Start of Available records
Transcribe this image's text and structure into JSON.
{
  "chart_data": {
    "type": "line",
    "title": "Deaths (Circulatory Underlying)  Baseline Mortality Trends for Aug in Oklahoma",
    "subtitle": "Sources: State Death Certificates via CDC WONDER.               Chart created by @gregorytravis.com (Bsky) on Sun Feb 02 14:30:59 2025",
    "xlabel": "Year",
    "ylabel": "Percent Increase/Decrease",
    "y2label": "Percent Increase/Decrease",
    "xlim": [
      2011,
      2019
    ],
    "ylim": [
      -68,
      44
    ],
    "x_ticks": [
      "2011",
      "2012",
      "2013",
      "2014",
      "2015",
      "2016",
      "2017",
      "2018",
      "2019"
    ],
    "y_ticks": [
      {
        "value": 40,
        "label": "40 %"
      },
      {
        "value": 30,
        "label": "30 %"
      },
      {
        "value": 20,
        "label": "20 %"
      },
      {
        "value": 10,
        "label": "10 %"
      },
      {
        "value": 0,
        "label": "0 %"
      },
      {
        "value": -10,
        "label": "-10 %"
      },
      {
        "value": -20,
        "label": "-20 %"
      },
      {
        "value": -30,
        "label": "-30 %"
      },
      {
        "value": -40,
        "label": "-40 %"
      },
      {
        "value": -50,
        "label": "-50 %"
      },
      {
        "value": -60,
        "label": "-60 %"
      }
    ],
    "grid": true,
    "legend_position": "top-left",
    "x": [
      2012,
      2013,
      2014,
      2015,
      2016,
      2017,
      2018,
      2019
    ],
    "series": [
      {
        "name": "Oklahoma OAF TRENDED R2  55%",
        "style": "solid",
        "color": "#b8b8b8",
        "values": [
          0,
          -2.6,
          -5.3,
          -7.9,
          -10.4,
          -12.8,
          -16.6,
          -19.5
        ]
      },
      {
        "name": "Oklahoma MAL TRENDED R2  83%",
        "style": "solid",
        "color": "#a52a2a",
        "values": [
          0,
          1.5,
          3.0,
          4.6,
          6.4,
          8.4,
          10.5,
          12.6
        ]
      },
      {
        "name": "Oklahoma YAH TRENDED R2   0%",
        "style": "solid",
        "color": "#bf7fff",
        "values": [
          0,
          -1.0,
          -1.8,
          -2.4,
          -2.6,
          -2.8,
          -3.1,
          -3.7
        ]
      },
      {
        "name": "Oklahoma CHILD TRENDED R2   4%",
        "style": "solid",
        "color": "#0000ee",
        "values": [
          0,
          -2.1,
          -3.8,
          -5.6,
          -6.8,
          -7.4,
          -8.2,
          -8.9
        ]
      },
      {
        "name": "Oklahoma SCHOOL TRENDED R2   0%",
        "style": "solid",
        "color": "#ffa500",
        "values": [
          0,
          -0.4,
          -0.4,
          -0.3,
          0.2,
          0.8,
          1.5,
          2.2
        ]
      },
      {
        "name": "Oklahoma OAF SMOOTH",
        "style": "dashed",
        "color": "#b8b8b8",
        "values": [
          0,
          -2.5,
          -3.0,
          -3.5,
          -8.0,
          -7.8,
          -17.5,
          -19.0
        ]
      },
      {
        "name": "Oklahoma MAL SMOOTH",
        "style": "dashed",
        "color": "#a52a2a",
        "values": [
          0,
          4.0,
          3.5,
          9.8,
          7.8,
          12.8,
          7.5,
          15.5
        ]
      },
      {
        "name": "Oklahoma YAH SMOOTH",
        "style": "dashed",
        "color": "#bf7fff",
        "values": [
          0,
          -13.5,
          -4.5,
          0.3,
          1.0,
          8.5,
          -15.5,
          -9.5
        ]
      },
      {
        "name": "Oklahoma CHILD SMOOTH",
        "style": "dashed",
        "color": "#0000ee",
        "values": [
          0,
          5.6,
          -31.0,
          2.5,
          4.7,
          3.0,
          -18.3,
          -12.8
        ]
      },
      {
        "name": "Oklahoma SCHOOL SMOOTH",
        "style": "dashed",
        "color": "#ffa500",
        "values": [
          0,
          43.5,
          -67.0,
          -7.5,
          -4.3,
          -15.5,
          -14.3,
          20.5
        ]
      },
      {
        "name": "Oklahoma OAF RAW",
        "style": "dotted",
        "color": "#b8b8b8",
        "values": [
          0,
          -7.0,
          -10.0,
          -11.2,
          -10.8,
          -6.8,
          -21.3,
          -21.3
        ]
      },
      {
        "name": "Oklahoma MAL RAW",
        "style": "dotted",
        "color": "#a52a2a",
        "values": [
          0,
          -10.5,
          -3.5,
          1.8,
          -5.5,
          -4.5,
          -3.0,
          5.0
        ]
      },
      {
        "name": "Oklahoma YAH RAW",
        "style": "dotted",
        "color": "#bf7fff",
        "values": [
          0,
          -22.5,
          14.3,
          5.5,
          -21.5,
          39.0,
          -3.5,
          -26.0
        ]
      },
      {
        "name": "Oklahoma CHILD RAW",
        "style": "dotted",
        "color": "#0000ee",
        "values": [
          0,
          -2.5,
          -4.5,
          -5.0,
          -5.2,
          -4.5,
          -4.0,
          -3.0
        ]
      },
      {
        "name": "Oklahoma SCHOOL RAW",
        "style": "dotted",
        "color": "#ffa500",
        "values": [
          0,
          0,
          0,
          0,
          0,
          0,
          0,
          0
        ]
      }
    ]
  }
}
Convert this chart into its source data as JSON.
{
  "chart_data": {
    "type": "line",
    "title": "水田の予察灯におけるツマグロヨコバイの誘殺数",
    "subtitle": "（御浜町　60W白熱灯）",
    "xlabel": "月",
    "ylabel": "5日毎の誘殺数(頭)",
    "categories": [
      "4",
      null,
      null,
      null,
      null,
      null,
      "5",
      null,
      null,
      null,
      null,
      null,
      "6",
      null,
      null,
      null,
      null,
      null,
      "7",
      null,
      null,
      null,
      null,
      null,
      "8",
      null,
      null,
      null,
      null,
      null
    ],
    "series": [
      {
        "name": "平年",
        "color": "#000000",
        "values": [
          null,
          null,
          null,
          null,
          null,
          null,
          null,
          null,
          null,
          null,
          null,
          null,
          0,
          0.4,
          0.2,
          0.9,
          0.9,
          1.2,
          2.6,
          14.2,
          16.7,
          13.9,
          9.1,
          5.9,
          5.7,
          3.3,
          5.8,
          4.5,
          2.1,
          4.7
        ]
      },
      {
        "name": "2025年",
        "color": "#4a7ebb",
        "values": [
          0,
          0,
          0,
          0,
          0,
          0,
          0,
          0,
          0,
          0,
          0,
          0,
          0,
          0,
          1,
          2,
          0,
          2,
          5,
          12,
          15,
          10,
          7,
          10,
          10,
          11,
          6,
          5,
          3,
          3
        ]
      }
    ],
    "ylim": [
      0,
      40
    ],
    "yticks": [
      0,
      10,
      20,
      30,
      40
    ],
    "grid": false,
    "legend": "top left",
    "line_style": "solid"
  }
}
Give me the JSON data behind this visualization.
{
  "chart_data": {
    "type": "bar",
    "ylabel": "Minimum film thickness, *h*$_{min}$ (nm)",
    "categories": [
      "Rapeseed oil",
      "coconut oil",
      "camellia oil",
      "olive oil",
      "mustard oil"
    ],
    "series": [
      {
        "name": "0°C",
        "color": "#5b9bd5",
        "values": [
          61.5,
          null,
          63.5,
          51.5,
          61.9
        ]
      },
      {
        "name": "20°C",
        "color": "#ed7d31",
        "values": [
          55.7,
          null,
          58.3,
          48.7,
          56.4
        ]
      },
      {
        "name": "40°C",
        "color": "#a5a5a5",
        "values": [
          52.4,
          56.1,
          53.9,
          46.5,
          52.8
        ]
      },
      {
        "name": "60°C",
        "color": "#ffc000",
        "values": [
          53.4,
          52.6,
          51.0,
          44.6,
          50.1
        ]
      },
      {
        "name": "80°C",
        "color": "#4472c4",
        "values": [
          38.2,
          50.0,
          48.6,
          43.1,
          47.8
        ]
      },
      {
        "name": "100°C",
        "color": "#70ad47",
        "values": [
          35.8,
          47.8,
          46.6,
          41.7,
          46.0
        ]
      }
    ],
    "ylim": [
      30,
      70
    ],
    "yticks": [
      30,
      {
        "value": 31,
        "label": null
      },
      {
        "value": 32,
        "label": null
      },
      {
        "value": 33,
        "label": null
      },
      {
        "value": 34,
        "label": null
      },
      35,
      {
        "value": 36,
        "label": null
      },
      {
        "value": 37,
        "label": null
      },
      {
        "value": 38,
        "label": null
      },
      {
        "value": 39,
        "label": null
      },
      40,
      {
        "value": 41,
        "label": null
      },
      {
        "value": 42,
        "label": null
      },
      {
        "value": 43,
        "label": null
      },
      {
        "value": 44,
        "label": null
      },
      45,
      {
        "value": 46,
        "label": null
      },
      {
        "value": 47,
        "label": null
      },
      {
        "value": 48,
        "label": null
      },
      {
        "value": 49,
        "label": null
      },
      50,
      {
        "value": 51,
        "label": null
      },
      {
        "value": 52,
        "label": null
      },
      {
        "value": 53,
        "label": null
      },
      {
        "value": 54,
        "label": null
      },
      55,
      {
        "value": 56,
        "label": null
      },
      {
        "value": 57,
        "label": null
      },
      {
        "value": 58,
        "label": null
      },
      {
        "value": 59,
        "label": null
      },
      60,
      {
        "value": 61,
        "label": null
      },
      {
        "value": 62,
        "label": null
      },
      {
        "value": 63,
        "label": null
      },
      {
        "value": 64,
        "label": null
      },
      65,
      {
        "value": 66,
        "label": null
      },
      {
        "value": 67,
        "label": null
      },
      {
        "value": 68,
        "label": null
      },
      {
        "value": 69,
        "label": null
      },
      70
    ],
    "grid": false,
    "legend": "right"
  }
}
End of Available records
Each line that contains the string "CHILD" counts once; say how many there are and nothing else.

# The output
3